(Excerpts from a layout annotation set)
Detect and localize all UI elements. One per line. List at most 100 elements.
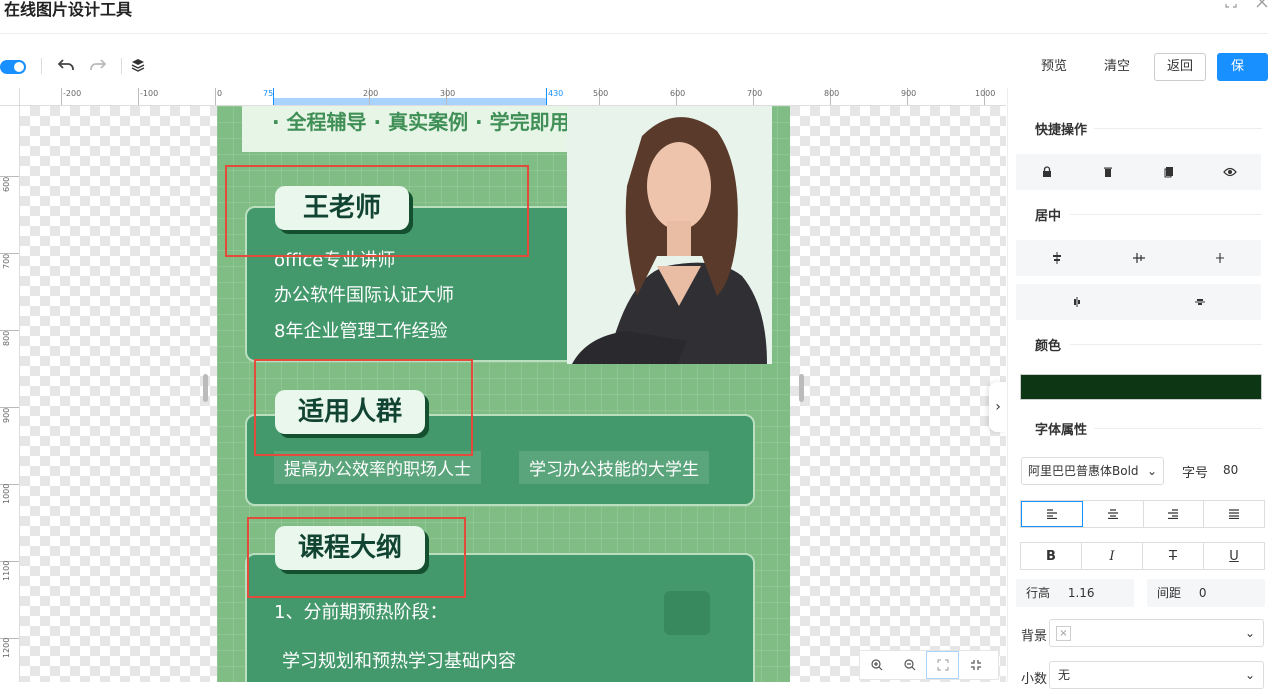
background-label: 背景 (1021, 629, 1048, 644)
decimal-value: 无 (1058, 668, 1071, 682)
trash-icon[interactable] (1077, 154, 1138, 190)
ruler-label: 1200 (2, 637, 11, 658)
clear-button[interactable]: 清空 (1096, 53, 1138, 81)
canvas-resize-handle-right[interactable] (799, 374, 804, 402)
title-bar: 在线图片设计工具 (0, 0, 1268, 34)
no-color-icon: × (1056, 626, 1071, 641)
ruler-label: 600 (670, 89, 686, 98)
canvas-workspace[interactable]: · 全程辅导 · 真实案例 · 学完即用 王老师 office专业讲师 办公软件… (20, 106, 1006, 682)
ruler-corner (0, 88, 20, 106)
close-icon[interactable] (1256, 0, 1268, 12)
ruler-label: 1100 (2, 560, 11, 581)
ruler-selection (273, 98, 546, 105)
align-row-2 (1016, 284, 1261, 320)
italic-button[interactable]: I (1082, 543, 1143, 569)
tagline-text[interactable]: · 全程辅导 · 真实案例 · 学完即用 (272, 106, 570, 135)
chevron-down-icon: ⌄ (1244, 626, 1255, 640)
ruler-label: 0 (217, 89, 223, 98)
briefcase-icon (664, 591, 710, 635)
teacher-line[interactable]: 8年企业管理工作经验 (274, 317, 447, 343)
align-middle-icon[interactable] (1098, 240, 1180, 276)
copy-icon[interactable] (1139, 154, 1200, 190)
ruler-label: 600 (2, 176, 11, 192)
distribute-vertical-icon[interactable] (1139, 284, 1262, 320)
actual-size-icon[interactable] (959, 651, 992, 679)
ruler-label: 700 (2, 253, 11, 269)
line-height-value: 1.16 (1067, 586, 1095, 600)
ruler-label: 500 (593, 89, 609, 98)
back-button[interactable]: 返回 (1154, 53, 1207, 81)
selection-highlight (225, 165, 529, 257)
align-row-1 (1016, 240, 1261, 276)
bold-button[interactable]: B (1021, 543, 1082, 569)
outline-line[interactable]: 1、分前期预热阶段： (274, 598, 447, 624)
text-align-group (1020, 500, 1265, 528)
font-size-input[interactable]: 80 (1223, 463, 1238, 477)
color-title: 颜色 (1035, 339, 1062, 354)
selection-highlight (254, 359, 473, 456)
ruler-label: 800 (2, 330, 11, 346)
undo-icon[interactable] (55, 54, 77, 76)
app-title: 在线图片设计工具 (4, 0, 133, 19)
underline-button[interactable]: U (1204, 543, 1264, 569)
properties-panel: 快捷操作 居中 颜色 字体属性 阿里巴巴普惠体Bold ⌄ 字号 80 B I … (1007, 88, 1268, 689)
line-height-field[interactable]: 行高 1.16 (1016, 579, 1134, 607)
ruler-label: -200 (63, 89, 82, 98)
align-center-vertical-icon[interactable] (1016, 240, 1098, 276)
font-family-select[interactable]: 阿里巴巴普惠体Bold ⌄ (1021, 457, 1164, 485)
ruler-label: 900 (2, 407, 11, 423)
ruler-top: -200 -100 0 75 200 300 430 500 600 700 8… (20, 88, 1006, 106)
decimal-label: 小数 (1021, 672, 1048, 687)
divider (121, 58, 122, 74)
text-style-group: B I T U (1020, 542, 1265, 570)
chevron-down-icon: ⌄ (1244, 668, 1255, 682)
color-picker[interactable] (1020, 374, 1262, 400)
spacing-field[interactable]: 间距 0 (1147, 579, 1265, 607)
zoom-controls (859, 650, 999, 680)
outline-line[interactable]: 学习规划和预热学习基础内容 (282, 647, 516, 673)
align-right-icon[interactable] (1144, 501, 1205, 527)
fit-screen-icon[interactable] (926, 651, 959, 679)
redo-icon[interactable] (87, 54, 109, 76)
ruler-label: 1000 (975, 89, 996, 98)
eye-icon[interactable] (1200, 154, 1261, 190)
align-justify-icon[interactable] (1204, 501, 1264, 527)
canvas-resize-handle-left[interactable] (203, 374, 208, 402)
font-size-label: 字号 (1182, 466, 1209, 481)
lock-icon[interactable] (1016, 154, 1077, 190)
layers-icon[interactable] (127, 54, 149, 76)
teacher-photo[interactable] (567, 106, 772, 364)
decimal-select[interactable]: 无 ⌄ (1049, 661, 1264, 689)
grid-toggle[interactable] (0, 60, 26, 74)
line-height-label: 行高 (1026, 586, 1051, 600)
ruler-label: 75 (263, 89, 274, 98)
audience-tag[interactable]: 学习办公技能的大学生 (519, 451, 709, 484)
ruler-label: 300 (440, 89, 456, 98)
ruler-label: -100 (140, 89, 159, 98)
selection-highlight (247, 517, 466, 598)
ruler-label: 430 (548, 89, 564, 98)
spacing-value: 0 (1198, 586, 1207, 600)
ruler-left: 600 700 800 900 1000 1100 1200 (0, 106, 20, 682)
strikethrough-button[interactable]: T (1143, 543, 1204, 569)
preview-button[interactable]: 预览 (1033, 53, 1075, 81)
maximize-icon[interactable] (1225, 0, 1237, 12)
zoom-in-icon[interactable] (860, 651, 893, 679)
quick-ops-row (1016, 154, 1261, 190)
ruler-label: 900 (901, 89, 917, 98)
align-left-icon[interactable] (1021, 501, 1083, 527)
align-cross-icon[interactable] (1179, 240, 1261, 276)
toolbar: 预览 清空 返回 保存 (0, 44, 1268, 102)
teacher-line[interactable]: 办公软件国际认证大师 (274, 281, 454, 307)
spacing-label: 间距 (1157, 586, 1182, 600)
font-family-value: 阿里巴巴普惠体Bold (1028, 464, 1139, 478)
distribute-horizontal-icon[interactable] (1016, 284, 1139, 320)
ruler-label: 1000 (2, 483, 11, 504)
divider (41, 58, 42, 74)
background-select[interactable]: × ⌄ (1049, 619, 1264, 647)
zoom-out-icon[interactable] (893, 651, 926, 679)
save-button[interactable]: 保存 (1217, 53, 1268, 102)
collapse-panel-button[interactable]: › (989, 382, 1007, 432)
font-title: 字体属性 (1035, 423, 1088, 438)
align-center-icon[interactable] (1083, 501, 1144, 527)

* THE TASK
Swap every "ruler-label" in the rows for "ruler-mark" and write them out again with nothing else altered. Leave the pictures out.

* TASK SOLUTION
Detect and localize all UI elements. One per line. List at most 100 elements.
background-label: 背景 (1021, 629, 1048, 644)
decimal-value: 无 (1058, 668, 1071, 682)
trash-icon[interactable] (1077, 154, 1138, 190)
ruler-mark: 1200 (2, 637, 11, 658)
clear-button[interactable]: 清空 (1096, 53, 1138, 81)
canvas-resize-handle-right[interactable] (799, 374, 804, 402)
title-bar: 在线图片设计工具 (0, 0, 1268, 34)
no-color-icon: × (1056, 626, 1071, 641)
ruler-mark: 600 (670, 89, 686, 98)
canvas-workspace[interactable]: · 全程辅导 · 真实案例 · 学完即用 王老师 office专业讲师 办公软件… (20, 106, 1006, 682)
ruler-corner (0, 88, 20, 106)
close-icon[interactable] (1256, 0, 1268, 12)
ruler-mark: 1100 (2, 560, 11, 581)
ruler-selection (273, 98, 546, 105)
align-row-2 (1016, 284, 1261, 320)
italic-button[interactable]: I (1082, 543, 1143, 569)
tagline-text[interactable]: · 全程辅导 · 真实案例 · 学完即用 (272, 106, 570, 135)
chevron-down-icon: ⌄ (1244, 626, 1255, 640)
ruler-mark: 0 (217, 89, 223, 98)
briefcase-icon (664, 591, 710, 635)
teacher-line[interactable]: 8年企业管理工作经验 (274, 317, 447, 343)
align-middle-icon[interactable] (1098, 240, 1180, 276)
copy-icon[interactable] (1139, 154, 1200, 190)
ruler-mark: 600 (2, 176, 11, 192)
distribute-vertical-icon[interactable] (1139, 284, 1262, 320)
actual-size-icon[interactable] (959, 651, 992, 679)
ruler-mark: 700 (2, 253, 11, 269)
line-height-value: 1.16 (1067, 586, 1095, 600)
ruler-mark: 500 (593, 89, 609, 98)
back-button[interactable]: 返回 (1154, 53, 1207, 81)
selection-highlight (225, 165, 529, 257)
align-row-1 (1016, 240, 1261, 276)
bold-button[interactable]: B (1021, 543, 1082, 569)
outline-line[interactable]: 1、分前期预热阶段： (274, 598, 447, 624)
text-align-group (1020, 500, 1265, 528)
font-size-input[interactable]: 80 (1223, 463, 1238, 477)
color-title: 颜色 (1035, 339, 1062, 354)
selection-highlight (254, 359, 473, 456)
ruler-mark: 800 (2, 330, 11, 346)
undo-icon[interactable] (55, 54, 77, 76)
app-title: 在线图片设计工具 (4, 0, 133, 19)
underline-button[interactable]: U (1204, 543, 1264, 569)
properties-panel: 快捷操作 居中 颜色 字体属性 阿里巴巴普惠体Bold ⌄ 字号 80 B I … (1007, 88, 1268, 689)
line-height-field[interactable]: 行高 1.16 (1016, 579, 1134, 607)
ruler-mark: -200 (63, 89, 82, 98)
align-center-vertical-icon[interactable] (1016, 240, 1098, 276)
font-family-select[interactable]: 阿里巴巴普惠体Bold ⌄ (1021, 457, 1164, 485)
ruler-mark: 900 (2, 407, 11, 423)
ruler-top: -200 -100 0 75 200 300 430 500 600 700 8… (20, 88, 1006, 106)
decimal-label: 小数 (1021, 672, 1048, 687)
divider (121, 58, 122, 74)
text-style-group: B I T U (1020, 542, 1265, 570)
chevron-down-icon: ⌄ (1244, 668, 1255, 682)
color-picker[interactable] (1020, 374, 1262, 400)
spacing-field[interactable]: 间距 0 (1147, 579, 1265, 607)
zoom-controls (859, 650, 999, 680)
outline-line[interactable]: 学习规划和预热学习基础内容 (282, 647, 516, 673)
align-right-icon[interactable] (1144, 501, 1205, 527)
fit-screen-icon[interactable] (926, 651, 959, 679)
redo-icon[interactable] (87, 54, 109, 76)
ruler-mark: 1000 (975, 89, 996, 98)
eye-icon[interactable] (1200, 154, 1261, 190)
align-justify-icon[interactable] (1204, 501, 1264, 527)
canvas-resize-handle-left[interactable] (203, 374, 208, 402)
font-size-label: 字号 (1182, 466, 1209, 481)
lock-icon[interactable] (1016, 154, 1077, 190)
layers-icon[interactable] (127, 54, 149, 76)
teacher-photo[interactable] (567, 106, 772, 364)
decimal-select[interactable]: 无 ⌄ (1049, 661, 1264, 689)
grid-toggle[interactable] (0, 60, 26, 74)
line-height-label: 行高 (1026, 586, 1051, 600)
ruler-mark: 75 (263, 89, 274, 98)
audience-tag[interactable]: 学习办公技能的大学生 (519, 451, 709, 484)
ruler-mark: 300 (440, 89, 456, 98)
ruler-mark: -100 (140, 89, 159, 98)
selection-highlight (247, 517, 466, 598)
ruler-mark: 430 (548, 89, 564, 98)
spacing-value: 0 (1198, 586, 1207, 600)
ruler-left: 600 700 800 900 1000 1100 1200 (0, 106, 20, 682)
strikethrough-button[interactable]: T (1143, 543, 1204, 569)
preview-button[interactable]: 预览 (1033, 53, 1075, 81)
maximize-icon[interactable] (1225, 0, 1237, 12)
zoom-in-icon[interactable] (860, 651, 893, 679)
quick-ops-row (1016, 154, 1261, 190)
ruler-mark: 900 (901, 89, 917, 98)
align-left-icon[interactable] (1021, 501, 1083, 527)
align-cross-icon[interactable] (1179, 240, 1261, 276)
toolbar: 预览 清空 返回 保存 (0, 44, 1268, 102)
teacher-line[interactable]: 办公软件国际认证大师 (274, 281, 454, 307)
spacing-label: 间距 (1157, 586, 1182, 600)
font-family-value: 阿里巴巴普惠体Bold (1028, 464, 1139, 478)
distribute-horizontal-icon[interactable] (1016, 284, 1139, 320)
ruler-mark: 1000 (2, 483, 11, 504)
divider (41, 58, 42, 74)
background-select[interactable]: × ⌄ (1049, 619, 1264, 647)
zoom-out-icon[interactable] (893, 651, 926, 679)
save-button[interactable]: 保存 (1217, 53, 1268, 102)
collapse-panel-button[interactable]: › (989, 382, 1007, 432)
font-title: 字体属性 (1035, 423, 1088, 438)
align-center-icon[interactable] (1083, 501, 1144, 527)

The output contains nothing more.